Data shown
>> Start

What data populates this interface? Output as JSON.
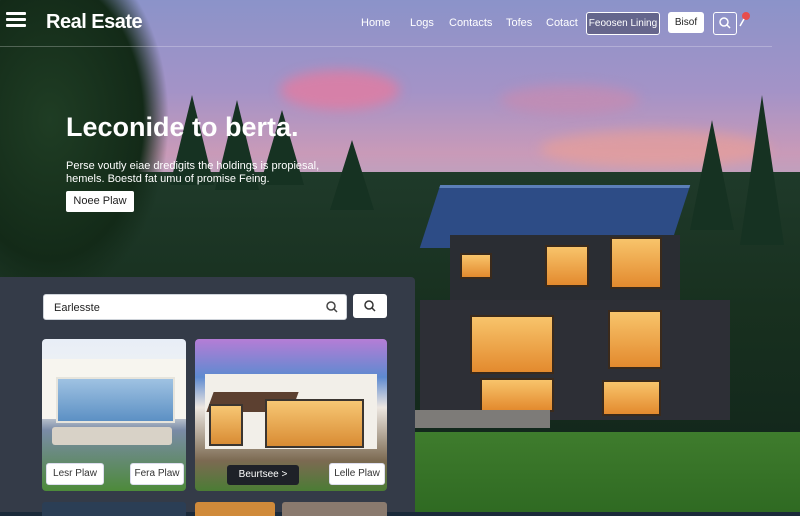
{
  "header": {
    "brand": "Real Esate",
    "nav": [
      "Home",
      "Logs",
      "Contacts",
      "Tofes",
      "Cotact"
    ],
    "cta_outline": "Feoosen Lining",
    "cta_primary": "Bisof"
  },
  "hero": {
    "title": "Leconide to berta.",
    "description": "Perse voutly eiae dredigits the holdings is propiesal, hemels. Boestd fat umu of promise Feing.",
    "button": "Noee Plaw"
  },
  "listings": {
    "search_value": "Earlesste",
    "cards": [
      {
        "button": "Lesr Plaw"
      },
      {
        "buttons": [
          "Fera Plaw",
          "Beurtsee >",
          "Lelle Plaw"
        ]
      }
    ]
  },
  "colors": {
    "panel": "#343b48",
    "accent_orange": "#e38a2e",
    "roof_blue": "#2d4c86"
  }
}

>> End

What you are asked to do
All of the entries above should be copied exactly, except for the pictures.

Answer to the problem
What data populates this interface? Output as JSON.
{
  "header": {
    "brand": "Real Esate",
    "nav": [
      "Home",
      "Logs",
      "Contacts",
      "Tofes",
      "Cotact"
    ],
    "cta_outline": "Feoosen Lining",
    "cta_primary": "Bisof"
  },
  "hero": {
    "title": "Leconide to berta.",
    "description": "Perse voutly eiae dredigits the holdings is propiesal, hemels. Boestd fat umu of promise Feing.",
    "button": "Noee Plaw"
  },
  "listings": {
    "search_value": "Earlesste",
    "cards": [
      {
        "button": "Lesr Plaw"
      },
      {
        "buttons": [
          "Fera Plaw",
          "Beurtsee >",
          "Lelle Plaw"
        ]
      }
    ]
  },
  "colors": {
    "panel": "#343b48",
    "accent_orange": "#e38a2e",
    "roof_blue": "#2d4c86"
  }
}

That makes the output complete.